[Figure record listings]
● ● ● ● ●
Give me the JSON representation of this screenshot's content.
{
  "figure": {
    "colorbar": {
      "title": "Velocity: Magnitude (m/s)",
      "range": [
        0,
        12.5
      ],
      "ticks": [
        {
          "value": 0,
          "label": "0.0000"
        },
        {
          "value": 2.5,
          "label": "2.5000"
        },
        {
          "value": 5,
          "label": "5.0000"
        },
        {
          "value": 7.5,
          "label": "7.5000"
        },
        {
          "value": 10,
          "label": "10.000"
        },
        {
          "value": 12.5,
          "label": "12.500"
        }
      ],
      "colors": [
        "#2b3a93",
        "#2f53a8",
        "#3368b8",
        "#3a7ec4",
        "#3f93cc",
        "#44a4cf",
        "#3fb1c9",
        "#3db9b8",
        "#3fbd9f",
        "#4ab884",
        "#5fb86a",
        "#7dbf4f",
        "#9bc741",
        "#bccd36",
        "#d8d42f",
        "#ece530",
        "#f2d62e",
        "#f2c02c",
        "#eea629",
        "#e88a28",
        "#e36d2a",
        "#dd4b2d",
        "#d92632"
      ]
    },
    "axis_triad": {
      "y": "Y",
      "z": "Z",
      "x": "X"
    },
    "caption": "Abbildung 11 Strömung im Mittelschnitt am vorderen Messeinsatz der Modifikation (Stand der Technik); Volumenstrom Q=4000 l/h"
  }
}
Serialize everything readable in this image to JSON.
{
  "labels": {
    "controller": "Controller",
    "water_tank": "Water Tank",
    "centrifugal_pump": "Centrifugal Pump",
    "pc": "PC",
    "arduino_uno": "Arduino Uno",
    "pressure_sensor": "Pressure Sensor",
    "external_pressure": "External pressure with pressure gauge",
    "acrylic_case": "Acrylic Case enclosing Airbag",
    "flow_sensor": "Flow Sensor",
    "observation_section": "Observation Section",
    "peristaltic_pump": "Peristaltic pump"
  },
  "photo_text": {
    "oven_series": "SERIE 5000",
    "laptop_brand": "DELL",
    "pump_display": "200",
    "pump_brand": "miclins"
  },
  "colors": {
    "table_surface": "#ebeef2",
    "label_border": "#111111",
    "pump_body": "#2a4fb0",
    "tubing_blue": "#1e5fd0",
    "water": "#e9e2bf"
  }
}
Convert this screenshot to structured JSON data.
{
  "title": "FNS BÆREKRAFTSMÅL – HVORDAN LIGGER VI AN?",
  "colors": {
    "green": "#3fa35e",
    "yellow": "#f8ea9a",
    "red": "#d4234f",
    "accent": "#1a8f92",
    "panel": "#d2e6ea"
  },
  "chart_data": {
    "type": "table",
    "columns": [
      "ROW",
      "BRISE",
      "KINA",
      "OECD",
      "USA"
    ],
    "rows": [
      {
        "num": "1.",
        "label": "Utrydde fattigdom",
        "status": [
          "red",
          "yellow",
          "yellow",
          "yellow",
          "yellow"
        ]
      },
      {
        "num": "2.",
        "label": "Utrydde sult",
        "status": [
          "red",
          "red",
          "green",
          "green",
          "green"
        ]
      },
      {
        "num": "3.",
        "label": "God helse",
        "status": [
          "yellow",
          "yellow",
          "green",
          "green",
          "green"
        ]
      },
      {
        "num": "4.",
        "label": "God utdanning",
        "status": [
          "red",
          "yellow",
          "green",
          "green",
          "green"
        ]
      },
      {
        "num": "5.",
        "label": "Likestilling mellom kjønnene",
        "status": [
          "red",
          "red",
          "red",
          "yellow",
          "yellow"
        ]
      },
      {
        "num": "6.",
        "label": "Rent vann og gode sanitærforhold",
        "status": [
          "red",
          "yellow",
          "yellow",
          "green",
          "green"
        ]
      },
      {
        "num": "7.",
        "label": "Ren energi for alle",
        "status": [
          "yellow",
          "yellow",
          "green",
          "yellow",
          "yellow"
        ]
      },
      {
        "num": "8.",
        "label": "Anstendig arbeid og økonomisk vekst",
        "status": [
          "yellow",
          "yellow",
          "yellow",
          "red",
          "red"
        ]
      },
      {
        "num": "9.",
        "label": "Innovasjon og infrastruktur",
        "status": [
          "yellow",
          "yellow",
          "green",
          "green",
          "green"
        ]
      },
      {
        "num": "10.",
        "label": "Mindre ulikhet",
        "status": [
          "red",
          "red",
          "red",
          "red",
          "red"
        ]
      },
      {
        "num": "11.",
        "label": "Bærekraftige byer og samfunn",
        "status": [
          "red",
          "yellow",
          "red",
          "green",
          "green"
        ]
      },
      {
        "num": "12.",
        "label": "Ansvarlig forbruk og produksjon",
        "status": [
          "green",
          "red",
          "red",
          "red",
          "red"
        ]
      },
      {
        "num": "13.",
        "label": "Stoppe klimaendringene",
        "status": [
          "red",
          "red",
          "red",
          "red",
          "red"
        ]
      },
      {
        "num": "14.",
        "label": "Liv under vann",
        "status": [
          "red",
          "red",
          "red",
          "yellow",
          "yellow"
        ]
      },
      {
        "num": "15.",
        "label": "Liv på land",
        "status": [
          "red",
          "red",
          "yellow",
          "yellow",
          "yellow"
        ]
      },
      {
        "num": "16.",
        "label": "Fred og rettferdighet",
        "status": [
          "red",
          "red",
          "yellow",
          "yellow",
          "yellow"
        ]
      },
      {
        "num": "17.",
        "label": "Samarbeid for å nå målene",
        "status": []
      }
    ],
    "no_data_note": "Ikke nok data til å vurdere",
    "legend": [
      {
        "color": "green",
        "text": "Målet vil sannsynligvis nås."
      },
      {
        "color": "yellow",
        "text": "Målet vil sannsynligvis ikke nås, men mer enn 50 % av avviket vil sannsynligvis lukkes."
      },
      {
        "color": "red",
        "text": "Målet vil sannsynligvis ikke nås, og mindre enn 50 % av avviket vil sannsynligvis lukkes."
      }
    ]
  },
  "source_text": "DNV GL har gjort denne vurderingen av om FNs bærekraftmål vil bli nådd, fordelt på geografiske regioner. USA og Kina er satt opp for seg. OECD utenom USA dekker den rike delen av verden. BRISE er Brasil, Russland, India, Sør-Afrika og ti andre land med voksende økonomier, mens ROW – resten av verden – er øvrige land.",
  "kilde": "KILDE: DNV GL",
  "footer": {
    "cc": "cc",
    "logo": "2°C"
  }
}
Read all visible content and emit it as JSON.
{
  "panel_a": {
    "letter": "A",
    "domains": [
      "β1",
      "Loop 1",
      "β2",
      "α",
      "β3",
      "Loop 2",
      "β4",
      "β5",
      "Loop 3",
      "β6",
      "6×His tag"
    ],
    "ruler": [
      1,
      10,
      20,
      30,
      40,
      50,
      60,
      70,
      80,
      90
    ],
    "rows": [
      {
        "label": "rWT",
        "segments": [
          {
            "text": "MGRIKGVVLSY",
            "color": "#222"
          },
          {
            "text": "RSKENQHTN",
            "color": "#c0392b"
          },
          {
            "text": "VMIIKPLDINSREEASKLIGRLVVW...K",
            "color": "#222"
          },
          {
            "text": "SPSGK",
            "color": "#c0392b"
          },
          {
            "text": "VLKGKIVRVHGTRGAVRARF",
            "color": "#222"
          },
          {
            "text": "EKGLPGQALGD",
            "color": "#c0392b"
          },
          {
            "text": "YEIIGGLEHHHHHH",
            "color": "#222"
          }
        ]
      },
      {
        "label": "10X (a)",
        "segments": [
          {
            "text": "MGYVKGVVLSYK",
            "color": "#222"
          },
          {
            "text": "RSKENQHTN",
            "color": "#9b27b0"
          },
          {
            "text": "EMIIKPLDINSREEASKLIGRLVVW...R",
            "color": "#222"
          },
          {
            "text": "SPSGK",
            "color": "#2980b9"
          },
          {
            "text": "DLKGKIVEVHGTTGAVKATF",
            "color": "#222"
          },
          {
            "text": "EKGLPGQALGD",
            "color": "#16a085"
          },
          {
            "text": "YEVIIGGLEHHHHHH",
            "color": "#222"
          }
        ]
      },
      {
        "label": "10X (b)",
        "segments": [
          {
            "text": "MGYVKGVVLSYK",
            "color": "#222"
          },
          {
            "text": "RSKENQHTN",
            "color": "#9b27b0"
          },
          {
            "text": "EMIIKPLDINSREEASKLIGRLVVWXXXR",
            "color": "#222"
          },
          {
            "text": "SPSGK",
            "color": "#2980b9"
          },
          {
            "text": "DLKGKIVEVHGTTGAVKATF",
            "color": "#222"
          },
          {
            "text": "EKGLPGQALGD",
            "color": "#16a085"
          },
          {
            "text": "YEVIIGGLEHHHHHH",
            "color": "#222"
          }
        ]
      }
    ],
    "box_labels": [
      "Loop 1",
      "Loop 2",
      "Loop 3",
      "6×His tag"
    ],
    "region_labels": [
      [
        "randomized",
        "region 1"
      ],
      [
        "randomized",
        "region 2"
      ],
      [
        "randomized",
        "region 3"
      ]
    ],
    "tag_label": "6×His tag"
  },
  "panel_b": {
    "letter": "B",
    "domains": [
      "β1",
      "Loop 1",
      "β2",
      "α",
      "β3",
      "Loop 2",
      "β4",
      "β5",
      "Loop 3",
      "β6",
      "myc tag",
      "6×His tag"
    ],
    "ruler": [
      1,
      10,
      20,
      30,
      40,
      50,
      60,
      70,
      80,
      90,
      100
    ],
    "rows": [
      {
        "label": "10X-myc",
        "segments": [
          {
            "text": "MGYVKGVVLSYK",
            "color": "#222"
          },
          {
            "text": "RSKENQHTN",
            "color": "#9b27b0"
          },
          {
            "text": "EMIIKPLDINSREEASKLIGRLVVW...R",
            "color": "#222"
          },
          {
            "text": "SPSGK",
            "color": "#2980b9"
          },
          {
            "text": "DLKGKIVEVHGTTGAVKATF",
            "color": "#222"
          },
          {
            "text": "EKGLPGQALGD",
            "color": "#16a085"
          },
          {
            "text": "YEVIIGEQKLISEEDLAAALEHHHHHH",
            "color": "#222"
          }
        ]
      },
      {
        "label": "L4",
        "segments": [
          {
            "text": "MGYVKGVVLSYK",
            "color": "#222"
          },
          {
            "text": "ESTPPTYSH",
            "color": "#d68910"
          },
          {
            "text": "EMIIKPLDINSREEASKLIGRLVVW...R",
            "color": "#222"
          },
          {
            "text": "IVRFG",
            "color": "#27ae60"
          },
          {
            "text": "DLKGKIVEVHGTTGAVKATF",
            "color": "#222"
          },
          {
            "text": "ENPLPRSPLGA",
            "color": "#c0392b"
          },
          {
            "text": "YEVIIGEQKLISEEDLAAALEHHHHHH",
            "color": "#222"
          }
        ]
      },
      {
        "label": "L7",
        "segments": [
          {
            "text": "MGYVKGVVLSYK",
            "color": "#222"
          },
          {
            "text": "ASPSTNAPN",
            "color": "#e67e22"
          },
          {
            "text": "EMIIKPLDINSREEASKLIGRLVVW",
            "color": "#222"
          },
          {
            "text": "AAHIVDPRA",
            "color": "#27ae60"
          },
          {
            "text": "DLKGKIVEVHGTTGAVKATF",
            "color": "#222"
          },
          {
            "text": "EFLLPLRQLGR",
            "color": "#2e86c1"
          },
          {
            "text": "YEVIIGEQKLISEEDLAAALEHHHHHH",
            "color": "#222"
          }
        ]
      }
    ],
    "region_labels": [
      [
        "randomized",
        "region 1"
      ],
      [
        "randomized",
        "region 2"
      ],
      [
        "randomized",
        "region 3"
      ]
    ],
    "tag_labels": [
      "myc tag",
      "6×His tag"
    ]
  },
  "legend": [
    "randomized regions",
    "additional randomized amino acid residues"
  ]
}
● ● ● ● ●
§ Instructions to follow: Copy out every line where the word "title" occurs.

§ Exercise result:
      "title": "Velocity: Magnitude (m/s)",
  "title": "FNS BÆREKRAFTSMÅL – HVORDAN LIGGER VI AN?",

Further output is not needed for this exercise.